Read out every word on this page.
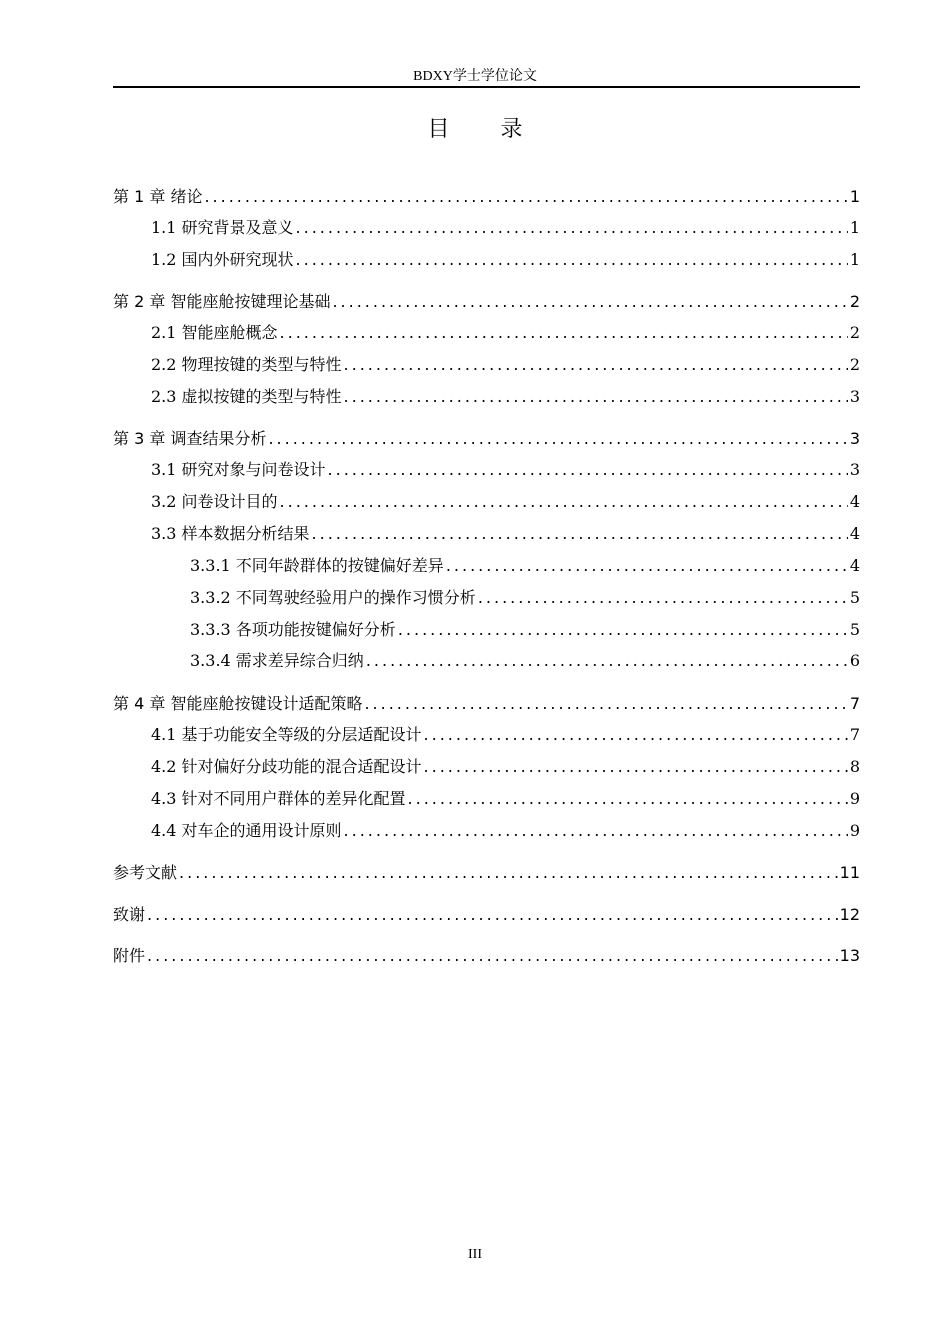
BDXY学士学位论文
目 录
第 1 章 绪论 .....	1
1.1 研究背景及意义 .....	1
1.2 国内外研究现状 .....	1
第 2 章 智能座舱按键理论基础 .....	2
2.1 智能座舱概念 .....	2
2.2 物理按键的类型与特性 .....	2
2.3 虚拟按键的类型与特性 .....	3
第 3 章 调查结果分析 .....	3
3.1 研究对象与问卷设计 .....	3
3.2 问卷设计目的 .....	4
3.3 样本数据分析结果 .....	4
3.3.1 不同年龄群体的按键偏好差异 .....	4
3.3.2 不同驾驶经验用户的操作习惯分析 .....	5
3.3.3 各项功能按键偏好分析 .....	5
3.3.4 需求差异综合归纳 .....	6
第 4 章 智能座舱按键设计适配策略 .....	7
4.1 基于功能安全等级的分层适配设计 .....	7
4.2 针对偏好分歧功能的混合适配设计 .....	8
4.3 针对不同用户群体的差异化配置 .....	9
4.4 对车企的通用设计原则 .....	9
参考文献 .....	11
致谢 .....	12
附件 .....	13
III
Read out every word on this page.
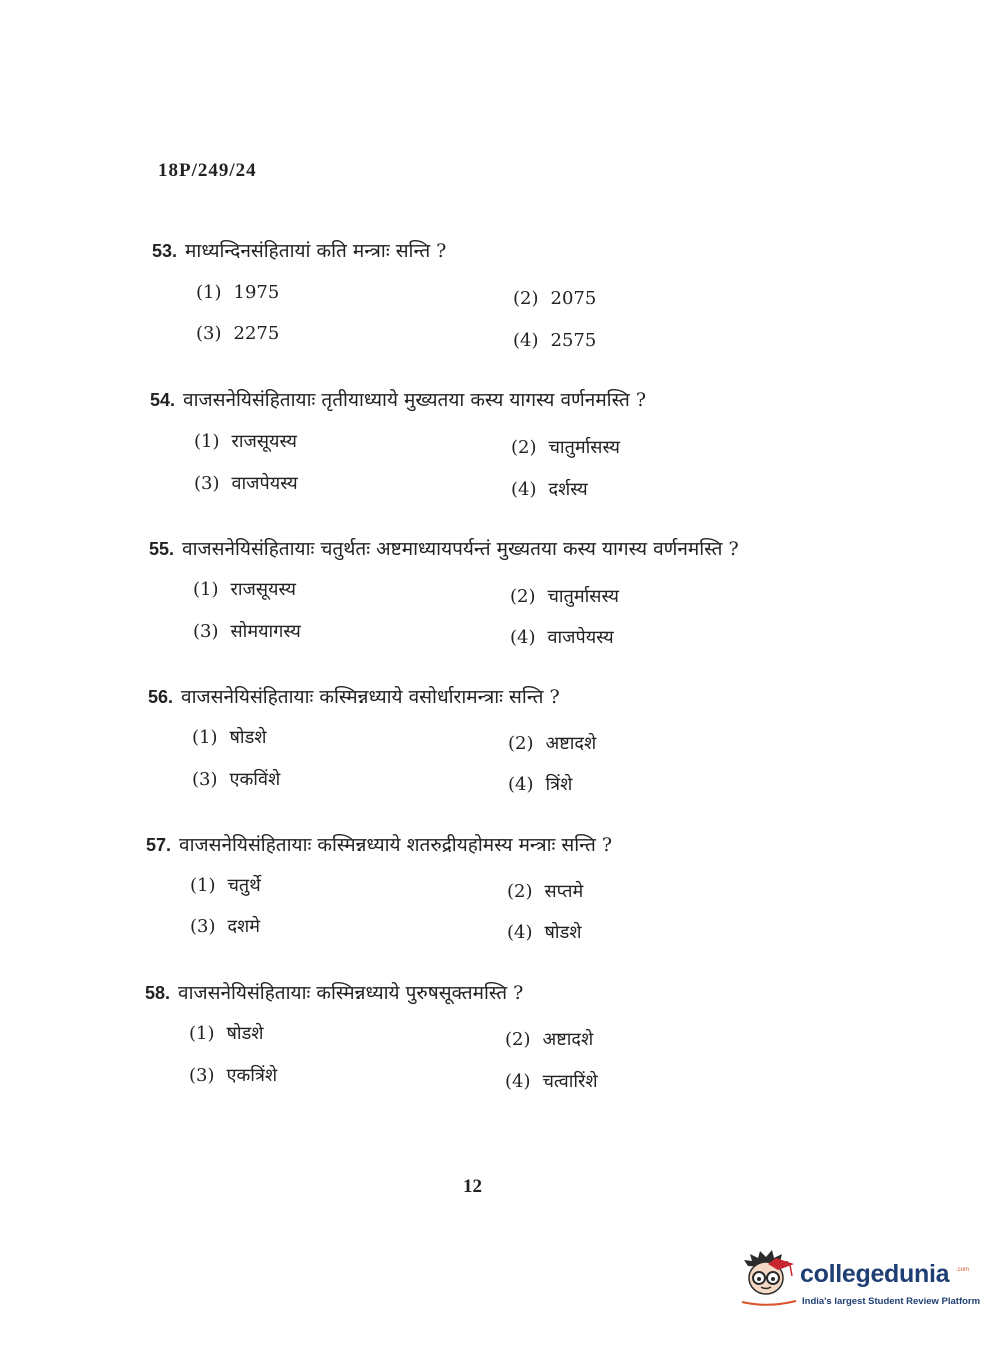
18P/249/24
53. माध्यन्दिनसंहितायां कति मन्त्राः सन्ति ?
(1) 1975	(2) 2075
(3) 2275	(4) 2575
54. वाजसनेयिसंहितायाः तृतीयाध्याये मुख्यतया कस्य यागस्य वर्णनमस्ति ?
(1) राजसूयस्य	(2) चातुर्मासस्य
(3) वाजपेयस्य	(4) दर्शस्य
55. वाजसनेयिसंहितायाः चतुर्थतः अष्टमाध्यायपर्यन्तं मुख्यतया कस्य यागस्य वर्णनमस्ति ?
(1) राजसूयस्य	(2) चातुर्मासस्य
(3) सोमयागस्य	(4) वाजपेयस्य
56. वाजसनेयिसंहितायाः कस्मिन्नध्याये वसोर्धारामन्त्राः सन्ति ?
(1) षोडशे	(2) अष्टादशे
(3) एकविंशे	(4) त्रिंशे
57. वाजसनेयिसंहितायाः कस्मिन्नध्याये शतरुद्रीयहोमस्य मन्त्राः सन्ति ?
(1) चतुर्थे	(2) सप्तमे
(3) दशमे	(4) षोडशे
58. वाजसनेयिसंहितायाः कस्मिन्नध्याये पुरुषसूक्तमस्ति ?
(1) षोडशे	(2) अष्टादशे
(3) एकत्रिंशे	(4) चत्वारिंशे
12
collegedunia .com
India's largest Student Review Platform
**********
What to do:
Repeat everything in the records precisely. Images are excluded from the copy.

Result:
Read out every word on this page.
BDXY学士学位论文
目 录
第 1 章 绪论 .....	1
1.1 研究背景及意义 .....	1
1.2 国内外研究现状 .....	1
第 2 章 智能座舱按键理论基础 .....	2
2.1 智能座舱概念 .....	2
2.2 物理按键的类型与特性 .....	2
2.3 虚拟按键的类型与特性 .....	3
第 3 章 调查结果分析 .....	3
3.1 研究对象与问卷设计 .....	3
3.2 问卷设计目的 .....	4
3.3 样本数据分析结果 .....	4
3.3.1 不同年龄群体的按键偏好差异 .....	4
3.3.2 不同驾驶经验用户的操作习惯分析 .....	5
3.3.3 各项功能按键偏好分析 .....	5
3.3.4 需求差异综合归纳 .....	6
第 4 章 智能座舱按键设计适配策略 .....	7
4.1 基于功能安全等级的分层适配设计 .....	7
4.2 针对偏好分歧功能的混合适配设计 .....	8
4.3 针对不同用户群体的差异化配置 .....	9
4.4 对车企的通用设计原则 .....	9
参考文献 .....	11
致谢 .....	12
附件 .....	13
III
Read out every word on this page.
18P/249/24
53. माध्यन्दिनसंहितायां कति मन्त्राः सन्ति ?
(1) 1975	(2) 2075
(3) 2275	(4) 2575
54. वाजसनेयिसंहितायाः तृतीयाध्याये मुख्यतया कस्य यागस्य वर्णनमस्ति ?
(1) राजसूयस्य	(2) चातुर्मासस्य
(3) वाजपेयस्य	(4) दर्शस्य
55. वाजसनेयिसंहितायाः चतुर्थतः अष्टमाध्यायपर्यन्तं मुख्यतया कस्य यागस्य वर्णनमस्ति ?
(1) राजसूयस्य	(2) चातुर्मासस्य
(3) सोमयागस्य	(4) वाजपेयस्य
56. वाजसनेयिसंहितायाः कस्मिन्नध्याये वसोर्धारामन्त्राः सन्ति ?
(1) षोडशे	(2) अष्टादशे
(3) एकविंशे	(4) त्रिंशे
57. वाजसनेयिसंहितायाः कस्मिन्नध्याये शतरुद्रीयहोमस्य मन्त्राः सन्ति ?
(1) चतुर्थे	(2) सप्तमे
(3) दशमे	(4) षोडशे
58. वाजसनेयिसंहितायाः कस्मिन्नध्याये पुरुषसूक्तमस्ति ?
(1) षोडशे	(2) अष्टादशे
(3) एकत्रिंशे	(4) चत्वारिंशे
12
collegedunia .com
India's largest Student Review Platform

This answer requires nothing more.